_Extract to read_.
──────
# My svsound STS-01 home theather setup



## TheBuzzer (Oct 23, 2009)

Well this is the first home theather equipment i bought and here is how it looks:


----------



## SteveCallas (Apr 29, 2006)

You may want to try pulling those speakers out from the wall some - should help the sound. Also may want to try some room treatments, it looks like it would be a highly reflective room.

Otherwise looks like an enjoyable setup :T


----------



## ironglen (Mar 4, 2009)

I second Steve's points,especially above the fireplace if the couch is closer to that side of the room. Looks very nice and probably sounds awesome; which svs sub is that? It looks like a larger one; I bet it puts out some serious output!


----------



## TheBuzzer (Oct 23, 2009)

can u guys draw some arrows on where u want me to move the speakers?

the sub is a PC12-NSD


----------



## ironglen (Mar 4, 2009)

I believe Steve is referring to the front mains, which you would want to pull towards your seating position, away from the wall they are backed up to. I believe the sub can either stay or move, depending on how it sounds as many have stated how small differences in placement can affect the sub's sound.

Wow, I thought it was a bigger sub as the towers are nice and slim. Great layout-enjoy!


----------



## TheBuzzer (Oct 23, 2009)

well one side was, now their aligned both to the tv stand


----------



## spartanstew (May 7, 2009)
──────
_Short task A_. In the home theater thread, which subwoofer model does the poster say is in the setup?
_Short task B_. Rewrite the part of the home theater thread starting at "can u guys draw" and ending at "slim. Great layout-enjoy!", with "sub" changed to "subwoofer".

Annotated region listings
──────
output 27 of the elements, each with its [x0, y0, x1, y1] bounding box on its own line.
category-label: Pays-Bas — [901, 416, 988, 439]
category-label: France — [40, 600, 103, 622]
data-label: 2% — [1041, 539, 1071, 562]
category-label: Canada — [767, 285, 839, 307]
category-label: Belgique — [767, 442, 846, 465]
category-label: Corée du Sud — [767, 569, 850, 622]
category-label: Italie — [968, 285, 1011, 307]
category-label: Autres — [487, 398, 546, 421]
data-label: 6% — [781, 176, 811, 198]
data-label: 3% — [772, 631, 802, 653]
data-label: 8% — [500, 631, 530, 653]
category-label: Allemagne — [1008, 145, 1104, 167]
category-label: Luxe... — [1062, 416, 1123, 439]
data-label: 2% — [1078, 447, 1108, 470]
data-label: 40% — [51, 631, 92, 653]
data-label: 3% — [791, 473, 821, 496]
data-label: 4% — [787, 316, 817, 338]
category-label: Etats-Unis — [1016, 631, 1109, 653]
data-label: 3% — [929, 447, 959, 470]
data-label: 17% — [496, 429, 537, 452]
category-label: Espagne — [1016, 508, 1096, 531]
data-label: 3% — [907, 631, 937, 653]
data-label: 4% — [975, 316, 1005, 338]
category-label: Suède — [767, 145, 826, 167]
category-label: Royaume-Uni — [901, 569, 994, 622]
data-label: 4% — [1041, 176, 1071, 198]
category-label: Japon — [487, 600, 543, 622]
──────
_Exercise result A_. The subwoofer is a PC12-NSD.

_Exercise result B_.
can u guys draw some arrows on where u want me to move the speakers?

the subwoofer is a PC12-NSD


----------



## ironglen (Mar 4, 2009)

I believe Steve is referring to the front mains, which you would want to pull towards your seating position, away from the wall they are backed up to. I believe the subwoofer can either stay or move, depending on how it sounds as many have stated how small differences in placement can affect the subwoofer's sound.

Wow, I thought it was a bigger subwoofer as the towers are nice and slim. Great layout-enjoy!